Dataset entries
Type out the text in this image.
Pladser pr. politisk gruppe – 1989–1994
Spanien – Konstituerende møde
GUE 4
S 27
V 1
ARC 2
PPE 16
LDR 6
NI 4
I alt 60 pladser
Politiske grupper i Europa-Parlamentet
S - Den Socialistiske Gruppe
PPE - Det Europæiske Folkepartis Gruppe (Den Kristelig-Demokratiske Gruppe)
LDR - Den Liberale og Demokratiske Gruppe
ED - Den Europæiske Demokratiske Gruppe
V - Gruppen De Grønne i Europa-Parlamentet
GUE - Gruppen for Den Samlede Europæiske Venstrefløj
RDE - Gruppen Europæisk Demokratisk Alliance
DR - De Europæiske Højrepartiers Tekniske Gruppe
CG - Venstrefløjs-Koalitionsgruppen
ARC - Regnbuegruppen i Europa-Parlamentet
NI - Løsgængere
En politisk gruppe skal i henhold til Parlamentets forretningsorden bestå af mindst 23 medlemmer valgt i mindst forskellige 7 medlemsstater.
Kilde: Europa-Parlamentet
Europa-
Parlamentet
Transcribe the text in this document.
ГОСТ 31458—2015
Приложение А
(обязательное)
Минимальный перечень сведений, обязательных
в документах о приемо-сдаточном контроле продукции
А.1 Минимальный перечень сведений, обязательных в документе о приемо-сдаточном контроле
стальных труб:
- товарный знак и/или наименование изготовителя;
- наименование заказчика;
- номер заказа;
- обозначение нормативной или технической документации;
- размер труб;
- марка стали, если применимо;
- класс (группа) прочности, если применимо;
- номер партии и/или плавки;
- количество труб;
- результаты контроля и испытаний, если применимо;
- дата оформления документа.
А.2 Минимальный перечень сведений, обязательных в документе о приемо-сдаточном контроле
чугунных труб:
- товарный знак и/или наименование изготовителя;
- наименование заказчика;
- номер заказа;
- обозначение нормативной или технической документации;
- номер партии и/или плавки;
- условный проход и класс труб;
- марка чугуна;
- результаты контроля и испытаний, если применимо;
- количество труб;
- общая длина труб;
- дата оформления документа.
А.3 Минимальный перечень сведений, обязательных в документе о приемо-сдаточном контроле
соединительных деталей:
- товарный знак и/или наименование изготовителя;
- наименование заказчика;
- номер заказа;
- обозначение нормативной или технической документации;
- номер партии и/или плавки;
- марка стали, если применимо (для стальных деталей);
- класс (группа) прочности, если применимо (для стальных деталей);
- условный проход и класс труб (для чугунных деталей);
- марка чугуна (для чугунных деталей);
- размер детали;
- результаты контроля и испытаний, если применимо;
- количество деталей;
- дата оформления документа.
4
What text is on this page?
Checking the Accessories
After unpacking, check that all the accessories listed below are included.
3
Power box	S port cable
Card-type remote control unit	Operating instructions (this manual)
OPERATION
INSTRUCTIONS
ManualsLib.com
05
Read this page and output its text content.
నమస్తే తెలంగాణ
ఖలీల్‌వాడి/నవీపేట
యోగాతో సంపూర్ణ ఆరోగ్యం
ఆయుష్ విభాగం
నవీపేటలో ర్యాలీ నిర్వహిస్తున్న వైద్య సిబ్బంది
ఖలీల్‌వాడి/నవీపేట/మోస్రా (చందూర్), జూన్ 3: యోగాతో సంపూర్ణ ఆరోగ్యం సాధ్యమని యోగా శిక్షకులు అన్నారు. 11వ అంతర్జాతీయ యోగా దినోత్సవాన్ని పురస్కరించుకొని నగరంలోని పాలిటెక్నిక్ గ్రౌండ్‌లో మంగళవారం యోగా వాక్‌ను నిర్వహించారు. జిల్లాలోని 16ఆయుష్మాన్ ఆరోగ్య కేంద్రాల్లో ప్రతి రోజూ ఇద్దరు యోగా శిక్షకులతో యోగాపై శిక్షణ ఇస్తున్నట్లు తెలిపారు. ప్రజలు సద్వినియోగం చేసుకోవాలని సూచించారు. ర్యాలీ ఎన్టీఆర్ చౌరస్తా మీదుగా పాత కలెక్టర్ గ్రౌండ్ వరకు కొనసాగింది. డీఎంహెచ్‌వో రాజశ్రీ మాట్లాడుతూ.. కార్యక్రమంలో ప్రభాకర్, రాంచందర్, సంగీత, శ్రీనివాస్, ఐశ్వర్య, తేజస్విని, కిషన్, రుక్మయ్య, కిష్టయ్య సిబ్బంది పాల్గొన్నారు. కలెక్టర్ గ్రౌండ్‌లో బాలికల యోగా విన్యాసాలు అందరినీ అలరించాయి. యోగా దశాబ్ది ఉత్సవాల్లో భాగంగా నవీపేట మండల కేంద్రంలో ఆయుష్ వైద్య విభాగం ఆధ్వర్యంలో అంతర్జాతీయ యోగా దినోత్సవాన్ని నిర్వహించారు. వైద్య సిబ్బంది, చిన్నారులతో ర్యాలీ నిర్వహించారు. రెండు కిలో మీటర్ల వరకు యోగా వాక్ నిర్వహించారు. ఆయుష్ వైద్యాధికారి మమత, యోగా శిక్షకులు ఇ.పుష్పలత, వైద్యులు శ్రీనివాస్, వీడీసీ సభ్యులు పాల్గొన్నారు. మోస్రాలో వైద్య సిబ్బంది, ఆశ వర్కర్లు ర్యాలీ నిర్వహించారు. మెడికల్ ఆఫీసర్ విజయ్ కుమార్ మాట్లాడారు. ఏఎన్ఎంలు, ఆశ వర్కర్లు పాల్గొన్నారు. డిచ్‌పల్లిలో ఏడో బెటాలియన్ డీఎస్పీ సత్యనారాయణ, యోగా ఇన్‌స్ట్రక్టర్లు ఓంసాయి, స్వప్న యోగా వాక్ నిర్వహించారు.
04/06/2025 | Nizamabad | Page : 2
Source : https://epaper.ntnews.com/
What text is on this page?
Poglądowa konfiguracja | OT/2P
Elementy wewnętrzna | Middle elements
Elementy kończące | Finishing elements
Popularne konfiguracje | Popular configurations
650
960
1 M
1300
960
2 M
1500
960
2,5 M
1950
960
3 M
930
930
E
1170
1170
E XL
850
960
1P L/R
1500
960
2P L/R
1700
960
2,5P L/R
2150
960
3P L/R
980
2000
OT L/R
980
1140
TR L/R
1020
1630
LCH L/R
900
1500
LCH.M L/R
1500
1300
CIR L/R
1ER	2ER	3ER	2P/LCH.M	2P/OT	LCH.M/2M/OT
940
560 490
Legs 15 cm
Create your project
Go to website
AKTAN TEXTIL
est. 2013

PROBLEM » Collect the lines of the data that carry the word "Минимальный".

WRITTEN ANSWER »
Минимальный перечень сведений, обязательных
А.1 Минимальный перечень сведений, обязательных в документе о приемо-сдаточном контроле
А.2 Минимальный перечень сведений, обязательных в документе о приемо-сдаточном контроле
А.3 Минимальный перечень сведений, обязательных в документе о приемо-сдаточном контроле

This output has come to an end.